WHAT TO WORK ON:
Arrange all the entries below as a numbered list, skipping any blank lines. Leave the pictures out of your answer.

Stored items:

**********

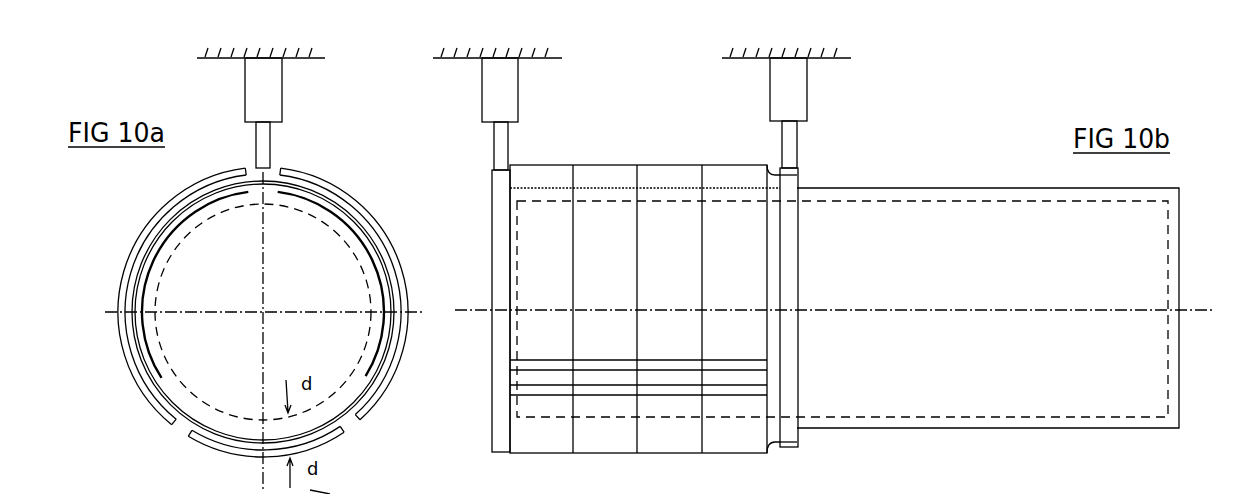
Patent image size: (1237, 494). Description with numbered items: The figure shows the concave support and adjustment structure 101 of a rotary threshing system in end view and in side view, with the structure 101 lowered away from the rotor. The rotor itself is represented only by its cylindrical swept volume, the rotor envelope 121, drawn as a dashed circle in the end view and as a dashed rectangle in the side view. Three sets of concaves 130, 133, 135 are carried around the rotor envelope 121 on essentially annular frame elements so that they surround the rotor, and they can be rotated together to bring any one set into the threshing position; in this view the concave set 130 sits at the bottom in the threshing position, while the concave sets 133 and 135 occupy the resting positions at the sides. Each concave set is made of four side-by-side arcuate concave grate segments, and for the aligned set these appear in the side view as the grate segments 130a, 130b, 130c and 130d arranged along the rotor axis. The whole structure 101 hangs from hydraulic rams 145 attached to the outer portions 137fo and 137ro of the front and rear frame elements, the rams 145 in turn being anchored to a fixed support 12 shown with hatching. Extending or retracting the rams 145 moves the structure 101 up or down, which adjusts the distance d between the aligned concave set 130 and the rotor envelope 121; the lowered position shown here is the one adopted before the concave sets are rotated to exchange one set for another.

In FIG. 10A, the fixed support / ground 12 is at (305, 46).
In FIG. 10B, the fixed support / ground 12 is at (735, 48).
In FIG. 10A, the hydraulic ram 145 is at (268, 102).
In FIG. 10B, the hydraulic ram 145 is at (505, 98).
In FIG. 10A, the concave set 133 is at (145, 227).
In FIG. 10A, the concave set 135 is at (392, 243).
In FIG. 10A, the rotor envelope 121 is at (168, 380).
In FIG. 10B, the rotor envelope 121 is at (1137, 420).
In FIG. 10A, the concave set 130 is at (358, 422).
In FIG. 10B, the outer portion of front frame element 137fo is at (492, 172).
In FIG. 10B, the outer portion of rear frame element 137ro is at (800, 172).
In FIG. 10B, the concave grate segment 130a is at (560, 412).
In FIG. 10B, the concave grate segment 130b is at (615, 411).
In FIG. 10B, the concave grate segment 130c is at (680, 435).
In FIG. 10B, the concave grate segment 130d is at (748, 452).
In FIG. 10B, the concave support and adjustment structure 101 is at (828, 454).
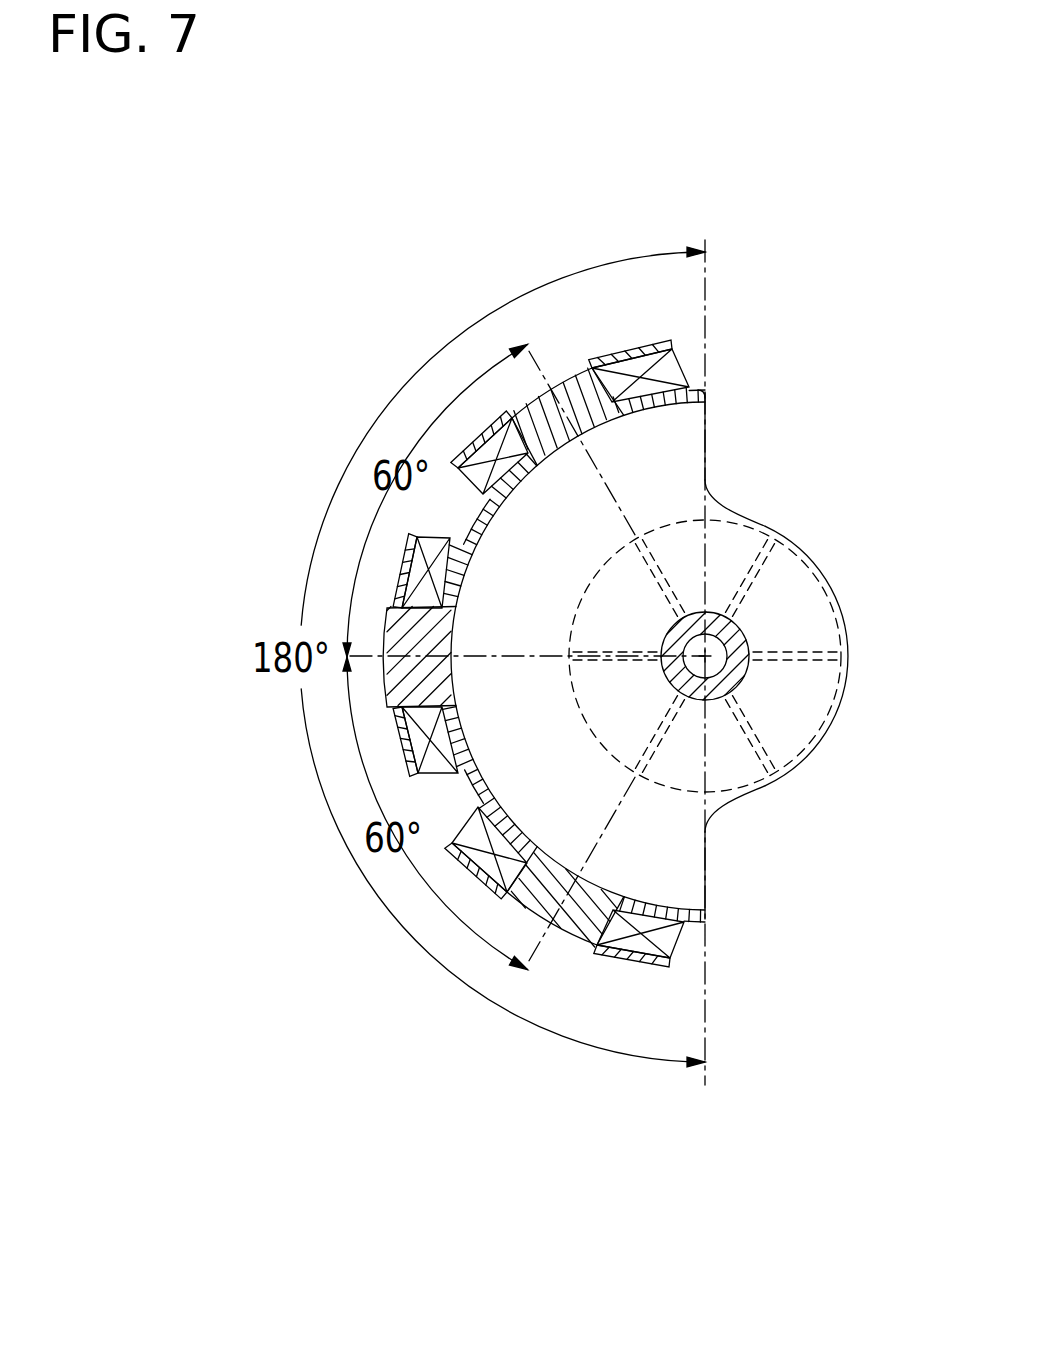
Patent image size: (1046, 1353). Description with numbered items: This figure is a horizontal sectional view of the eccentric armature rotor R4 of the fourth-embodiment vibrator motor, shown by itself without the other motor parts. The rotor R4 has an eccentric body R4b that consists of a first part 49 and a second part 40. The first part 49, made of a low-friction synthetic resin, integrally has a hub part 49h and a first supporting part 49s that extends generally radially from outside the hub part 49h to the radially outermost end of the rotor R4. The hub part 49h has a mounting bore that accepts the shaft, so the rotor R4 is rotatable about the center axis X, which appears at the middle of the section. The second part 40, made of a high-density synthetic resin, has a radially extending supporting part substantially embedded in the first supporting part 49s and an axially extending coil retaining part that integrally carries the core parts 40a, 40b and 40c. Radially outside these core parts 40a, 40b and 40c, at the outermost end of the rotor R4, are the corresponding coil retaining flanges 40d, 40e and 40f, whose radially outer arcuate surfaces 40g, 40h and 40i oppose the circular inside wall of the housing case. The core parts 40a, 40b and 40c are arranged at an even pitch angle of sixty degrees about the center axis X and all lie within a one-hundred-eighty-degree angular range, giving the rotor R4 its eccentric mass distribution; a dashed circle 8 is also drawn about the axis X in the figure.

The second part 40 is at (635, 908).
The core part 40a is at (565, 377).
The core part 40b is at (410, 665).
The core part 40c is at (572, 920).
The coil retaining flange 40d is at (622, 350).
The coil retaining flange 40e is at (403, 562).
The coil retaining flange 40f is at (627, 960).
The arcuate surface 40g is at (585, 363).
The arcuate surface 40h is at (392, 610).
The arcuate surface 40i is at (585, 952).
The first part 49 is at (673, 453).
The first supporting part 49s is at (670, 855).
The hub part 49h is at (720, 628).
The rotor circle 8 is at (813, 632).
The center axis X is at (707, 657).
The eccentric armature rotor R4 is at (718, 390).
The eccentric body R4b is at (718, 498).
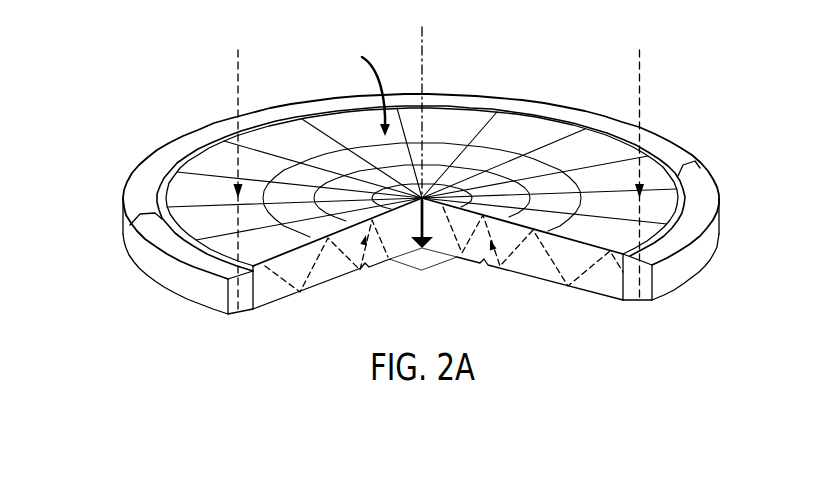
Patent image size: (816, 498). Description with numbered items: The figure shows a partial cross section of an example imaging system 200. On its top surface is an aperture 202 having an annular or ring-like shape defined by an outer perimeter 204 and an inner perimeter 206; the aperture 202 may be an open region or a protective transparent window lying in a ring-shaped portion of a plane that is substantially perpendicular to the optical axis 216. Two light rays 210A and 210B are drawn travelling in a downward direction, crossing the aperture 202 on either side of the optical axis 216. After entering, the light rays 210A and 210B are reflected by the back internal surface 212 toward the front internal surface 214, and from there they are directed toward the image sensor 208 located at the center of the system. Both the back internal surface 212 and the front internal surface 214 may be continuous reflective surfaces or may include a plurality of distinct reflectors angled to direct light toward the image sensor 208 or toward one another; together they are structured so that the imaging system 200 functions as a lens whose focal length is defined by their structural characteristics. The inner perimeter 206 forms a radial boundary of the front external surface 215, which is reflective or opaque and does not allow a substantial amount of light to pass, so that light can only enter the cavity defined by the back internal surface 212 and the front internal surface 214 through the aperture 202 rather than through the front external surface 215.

**********

RESULT:
1. Patent image size: (1237, 494). Description with numbered items: The figure shows the concave support and adjustment structure 101 of a rotary threshing system in end view and in side view, with the structure 101 lowered away from the rotor. The rotor itself is represented only by its cylindrical swept volume, the rotor envelope 121, drawn as a dashed circle in the end view and as a dashed rectangle in the side view. Three sets of concaves 130, 133, 135 are carried around the rotor envelope 121 on essentially annular frame elements so that they surround the rotor, and they can be rotated together to bring any one set into the threshing position; in this view the concave set 130 sits at the bottom in the threshing position, while the concave sets 133 and 135 occupy the resting positions at the sides. Each concave set is made of four side-by-side arcuate concave grate segments, and for the aligned set these appear in the side view as the grate segments 130a, 130b, 130c and 130d arranged along the rotor axis. The whole structure 101 hangs from hydraulic rams 145 attached to the outer portions 137fo and 137ro of the front and rear frame elements, the rams 145 in turn being anchored to a fixed support 12 shown with hatching. Extending or retracting the rams 145 moves the structure 101 up or down, which adjusts the distance d between the aligned concave set 130 and the rotor envelope 121; the lowered position shown here is the one adopted before the concave sets are rotated to exchange one set for another.
2. In FIG. 10A, the fixed support / ground 12 is at (305, 46).
3. In FIG. 10B, the fixed support / ground 12 is at (735, 48).
4. In FIG. 10A, the hydraulic ram 145 is at (268, 102).
5. In FIG. 10B, the hydraulic ram 145 is at (505, 98).
6. In FIG. 10A, the concave set 133 is at (145, 227).
7. In FIG. 10A, the concave set 135 is at (392, 243).
8. In FIG. 10A, the rotor envelope 121 is at (168, 380).
9. In FIG. 10B, the rotor envelope 121 is at (1137, 420).
10. In FIG. 10A, the concave set 130 is at (358, 422).
11. In FIG. 10B, the outer portion of front frame element 137fo is at (492, 172).
12. In FIG. 10B, the outer portion of rear frame element 137ro is at (800, 172).
13. In FIG. 10B, the concave grate segment 130a is at (560, 412).
14. In FIG. 10B, the concave grate segment 130b is at (615, 411).
15. In FIG. 10B, the concave grate segment 130c is at (680, 435).
16. In FIG. 10B, the concave grate segment 130d is at (748, 452).
17. In FIG. 10B, the concave support and adjustment structure 101 is at (828, 454).
18. Patent image size: (1046, 1353). Description with numbered items: This figure is a horizontal sectional view of the eccentric armature rotor R4 of the fourth-embodiment vibrator motor, shown by itself without the other motor parts. The rotor R4 has an eccentric body R4b that consists of a first part 49 and a second part 40. The first part 49, made of a low-friction synthetic resin, integrally has a hub part 49h and a first supporting part 49s that extends generally radially from outside the hub part 49h to the radially outermost end of the rotor R4. The hub part 49h has a mounting bore that accepts the shaft, so the rotor R4 is rotatable about the center axis X, which appears at the middle of the section. The second part 40, made of a high-density synthetic resin, has a radially extending supporting part substantially embedded in the first supporting part 49s and an axially extending coil retaining part that integrally carries the core parts 40a, 40b and 40c. Radially outside these core parts 40a, 40b and 40c, at the outermost end of the rotor R4, are the corresponding coil retaining flanges 40d, 40e and 40f, whose radially outer arcuate surfaces 40g, 40h and 40i oppose the circular inside wall of the housing case. The core parts 40a, 40b and 40c are arranged at an even pitch angle of sixty degrees about the center axis X and all lie within a one-hundred-eighty-degree angular range, giving the rotor R4 its eccentric mass distribution; a dashed circle 8 is also drawn about the axis X in the figure.
19. The second part 40 is at (635, 908).
20. The core part 40a is at (565, 377).
21. The core part 40b is at (410, 665).
22. The core part 40c is at (572, 920).
23. The coil retaining flange 40d is at (622, 350).
24. The coil retaining flange 40e is at (403, 562).
25. The coil retaining flange 40f is at (627, 960).
26. The arcuate surface 40g is at (585, 363).
27. The arcuate surface 40h is at (392, 610).
28. The arcuate surface 40i is at (585, 952).
29. The first part 49 is at (673, 453).
30. The first supporting part 49s is at (670, 855).
31. The hub part 49h is at (720, 628).
32. The rotor circle 8 is at (813, 632).
33. The center axis X is at (707, 657).
34. The eccentric armature rotor R4 is at (718, 390).
35. The eccentric body R4b is at (718, 498).
36. Patent image size: (816, 498). Description with numbered items: The figure shows a partial cross section of an example imaging system 200. On its top surface is an aperture 202 having an annular or ring-like shape defined by an outer perimeter 204 and an inner perimeter 206; the aperture 202 may be an open region or a protective transparent window lying in a ring-shaped portion of a plane that is substantially perpendicular to the optical axis 216. Two light rays 210A and 210B are drawn travelling in a downward direction, crossing the aperture 202 on either side of the optical axis 216. After entering, the light rays 210A and 210B are reflected by the back internal surface 212 toward the front internal surface 214, and from there they are directed toward the image sensor 208 located at the center of the system. Both the back internal surface 212 and the front internal surface 214 may be continuous reflective surfaces or may include a plurality of distinct reflectors angled to direct light toward the image sensor 208 or toward one another; together they are structured so that the imaging system 200 functions as a lens whose focal length is defined by their structural characteristics. The inner perimeter 206 forms a radial boundary of the front external surface 215, which is reflective or opaque and does not allow a substantial amount of light to pass, so that light can only enter the cavity defined by the back internal surface 212 and the front internal surface 214 through the aperture 202 rather than through the front external surface 215.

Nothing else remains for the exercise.